### WHAT THE TASK ASKS:
Rewrite the items below, swapping "chevron-down-icon" for "expand-arrow-icon" and leaving everything else as it stands. Omit the pictures from your answer.
▬▬▬▬▬▬
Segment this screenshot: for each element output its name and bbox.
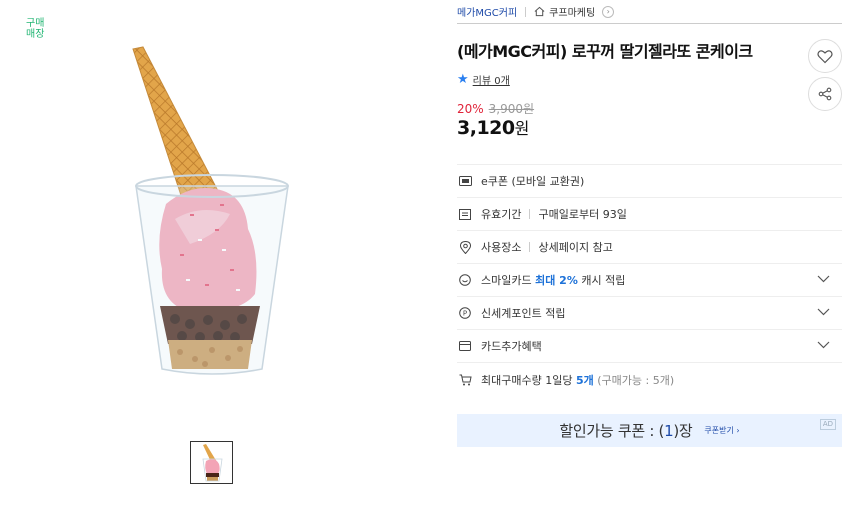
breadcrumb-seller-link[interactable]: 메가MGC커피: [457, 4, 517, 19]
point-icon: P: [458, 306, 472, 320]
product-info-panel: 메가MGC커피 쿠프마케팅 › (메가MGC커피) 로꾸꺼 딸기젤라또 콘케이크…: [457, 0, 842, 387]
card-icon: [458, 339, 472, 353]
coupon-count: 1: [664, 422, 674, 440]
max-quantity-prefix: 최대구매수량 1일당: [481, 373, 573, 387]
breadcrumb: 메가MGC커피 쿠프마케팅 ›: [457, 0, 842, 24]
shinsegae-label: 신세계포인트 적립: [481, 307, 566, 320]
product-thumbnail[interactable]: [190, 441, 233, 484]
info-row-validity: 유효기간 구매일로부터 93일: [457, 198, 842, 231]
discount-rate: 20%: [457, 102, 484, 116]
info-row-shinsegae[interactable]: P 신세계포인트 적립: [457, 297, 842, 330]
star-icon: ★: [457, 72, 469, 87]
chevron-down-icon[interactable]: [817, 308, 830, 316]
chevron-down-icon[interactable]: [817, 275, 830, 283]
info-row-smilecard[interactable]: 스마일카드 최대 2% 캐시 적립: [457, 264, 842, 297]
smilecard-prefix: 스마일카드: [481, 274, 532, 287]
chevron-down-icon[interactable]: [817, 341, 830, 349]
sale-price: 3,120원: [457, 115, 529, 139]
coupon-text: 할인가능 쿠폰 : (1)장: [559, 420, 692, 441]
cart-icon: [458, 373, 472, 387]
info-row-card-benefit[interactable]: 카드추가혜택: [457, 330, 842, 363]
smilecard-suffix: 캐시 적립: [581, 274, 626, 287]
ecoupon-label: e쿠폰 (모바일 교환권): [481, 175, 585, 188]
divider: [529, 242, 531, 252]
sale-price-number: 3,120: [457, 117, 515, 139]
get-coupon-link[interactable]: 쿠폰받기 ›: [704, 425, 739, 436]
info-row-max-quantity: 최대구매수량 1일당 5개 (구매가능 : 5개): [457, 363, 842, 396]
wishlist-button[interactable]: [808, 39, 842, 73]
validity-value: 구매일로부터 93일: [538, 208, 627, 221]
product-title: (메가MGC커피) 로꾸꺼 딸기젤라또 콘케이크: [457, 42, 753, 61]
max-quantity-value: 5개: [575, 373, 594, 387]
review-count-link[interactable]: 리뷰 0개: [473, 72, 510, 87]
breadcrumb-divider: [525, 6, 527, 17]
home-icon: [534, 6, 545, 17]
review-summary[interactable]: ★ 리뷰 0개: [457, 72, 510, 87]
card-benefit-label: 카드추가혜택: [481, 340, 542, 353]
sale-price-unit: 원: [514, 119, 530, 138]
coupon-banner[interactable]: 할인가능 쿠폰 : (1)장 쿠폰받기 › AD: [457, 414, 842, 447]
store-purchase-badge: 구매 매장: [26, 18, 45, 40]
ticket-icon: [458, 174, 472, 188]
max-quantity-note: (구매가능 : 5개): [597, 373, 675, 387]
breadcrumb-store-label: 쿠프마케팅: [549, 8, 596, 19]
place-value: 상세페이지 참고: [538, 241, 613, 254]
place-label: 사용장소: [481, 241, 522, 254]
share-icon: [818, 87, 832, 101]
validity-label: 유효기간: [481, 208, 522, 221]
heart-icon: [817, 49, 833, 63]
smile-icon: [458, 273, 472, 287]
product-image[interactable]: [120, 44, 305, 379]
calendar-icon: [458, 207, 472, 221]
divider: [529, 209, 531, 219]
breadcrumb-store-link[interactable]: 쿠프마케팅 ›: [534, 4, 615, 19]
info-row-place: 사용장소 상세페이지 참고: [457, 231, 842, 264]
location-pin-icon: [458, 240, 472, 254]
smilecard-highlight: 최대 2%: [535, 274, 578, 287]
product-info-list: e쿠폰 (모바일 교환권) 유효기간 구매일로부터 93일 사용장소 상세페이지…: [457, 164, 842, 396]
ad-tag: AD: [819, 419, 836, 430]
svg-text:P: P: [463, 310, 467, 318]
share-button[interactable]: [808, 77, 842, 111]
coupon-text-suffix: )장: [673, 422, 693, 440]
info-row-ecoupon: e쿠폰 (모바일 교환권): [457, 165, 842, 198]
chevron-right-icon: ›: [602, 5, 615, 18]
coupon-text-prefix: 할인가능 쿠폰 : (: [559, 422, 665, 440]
▬▬▬▬▬▬
### SOLUTION FOR THIS TASK:
Segment this screenshot: for each element output its name and bbox.
breadcrumb-seller-link[interactable]: 메가MGC커피: [457, 4, 517, 19]
point-icon: P: [458, 306, 472, 320]
product-info-panel: 메가MGC커피 쿠프마케팅 › (메가MGC커피) 로꾸꺼 딸기젤라또 콘케이크…: [457, 0, 842, 387]
card-icon: [458, 339, 472, 353]
coupon-count: 1: [664, 422, 674, 440]
max-quantity-prefix: 최대구매수량 1일당: [481, 373, 573, 387]
breadcrumb: 메가MGC커피 쿠프마케팅 ›: [457, 0, 842, 24]
shinsegae-label: 신세계포인트 적립: [481, 307, 566, 320]
product-thumbnail[interactable]: [190, 441, 233, 484]
info-row-validity: 유효기간 구매일로부터 93일: [457, 198, 842, 231]
discount-rate: 20%: [457, 102, 484, 116]
info-row-shinsegae[interactable]: P 신세계포인트 적립: [457, 297, 842, 330]
star-icon: ★: [457, 72, 469, 87]
expand-arrow-icon[interactable]: [817, 308, 830, 316]
expand-arrow-icon[interactable]: [817, 275, 830, 283]
info-row-smilecard[interactable]: 스마일카드 최대 2% 캐시 적립: [457, 264, 842, 297]
smilecard-prefix: 스마일카드: [481, 274, 532, 287]
expand-arrow-icon[interactable]: [817, 341, 830, 349]
sale-price: 3,120원: [457, 115, 529, 139]
coupon-text: 할인가능 쿠폰 : (1)장: [559, 420, 692, 441]
cart-icon: [458, 373, 472, 387]
info-row-card-benefit[interactable]: 카드추가혜택: [457, 330, 842, 363]
smilecard-suffix: 캐시 적립: [581, 274, 626, 287]
ecoupon-label: e쿠폰 (모바일 교환권): [481, 175, 585, 188]
divider: [529, 242, 531, 252]
sale-price-number: 3,120: [457, 117, 515, 139]
get-coupon-link[interactable]: 쿠폰받기 ›: [704, 425, 739, 436]
info-row-max-quantity: 최대구매수량 1일당 5개 (구매가능 : 5개): [457, 363, 842, 396]
wishlist-button[interactable]: [808, 39, 842, 73]
validity-value: 구매일로부터 93일: [538, 208, 627, 221]
product-title: (메가MGC커피) 로꾸꺼 딸기젤라또 콘케이크: [457, 42, 753, 61]
max-quantity-value: 5개: [575, 373, 594, 387]
review-count-link[interactable]: 리뷰 0개: [473, 72, 510, 87]
breadcrumb-divider: [525, 6, 527, 17]
home-icon: [534, 6, 545, 17]
review-summary[interactable]: ★ 리뷰 0개: [457, 72, 510, 87]
card-benefit-label: 카드추가혜택: [481, 340, 542, 353]
sale-price-unit: 원: [514, 119, 530, 138]
coupon-banner[interactable]: 할인가능 쿠폰 : (1)장 쿠폰받기 › AD: [457, 414, 842, 447]
store-purchase-badge: 구매 매장: [26, 18, 45, 40]
ticket-icon: [458, 174, 472, 188]
max-quantity-note: (구매가능 : 5개): [597, 373, 675, 387]
breadcrumb-store-label: 쿠프마케팅: [549, 8, 596, 19]
place-value: 상세페이지 참고: [538, 241, 613, 254]
place-label: 사용장소: [481, 241, 522, 254]
share-icon: [818, 87, 832, 101]
validity-label: 유효기간: [481, 208, 522, 221]
heart-icon: [817, 49, 833, 63]
smile-icon: [458, 273, 472, 287]
product-image[interactable]: [120, 44, 305, 379]
calendar-icon: [458, 207, 472, 221]
divider: [529, 209, 531, 219]
breadcrumb-store-link[interactable]: 쿠프마케팅 ›: [534, 4, 615, 19]
info-row-place: 사용장소 상세페이지 참고: [457, 231, 842, 264]
location-pin-icon: [458, 240, 472, 254]
smilecard-highlight: 최대 2%: [535, 274, 578, 287]
product-info-list: e쿠폰 (모바일 교환권) 유효기간 구매일로부터 93일 사용장소 상세페이지…: [457, 164, 842, 396]
ad-tag: AD: [819, 419, 836, 430]
svg-text:P: P: [463, 310, 467, 318]
share-button[interactable]: [808, 77, 842, 111]
coupon-text-suffix: )장: [673, 422, 693, 440]
info-row-ecoupon: e쿠폰 (모바일 교환권): [457, 165, 842, 198]
chevron-right-icon: ›: [602, 5, 615, 18]
coupon-text-prefix: 할인가능 쿠폰 : (: [559, 422, 665, 440]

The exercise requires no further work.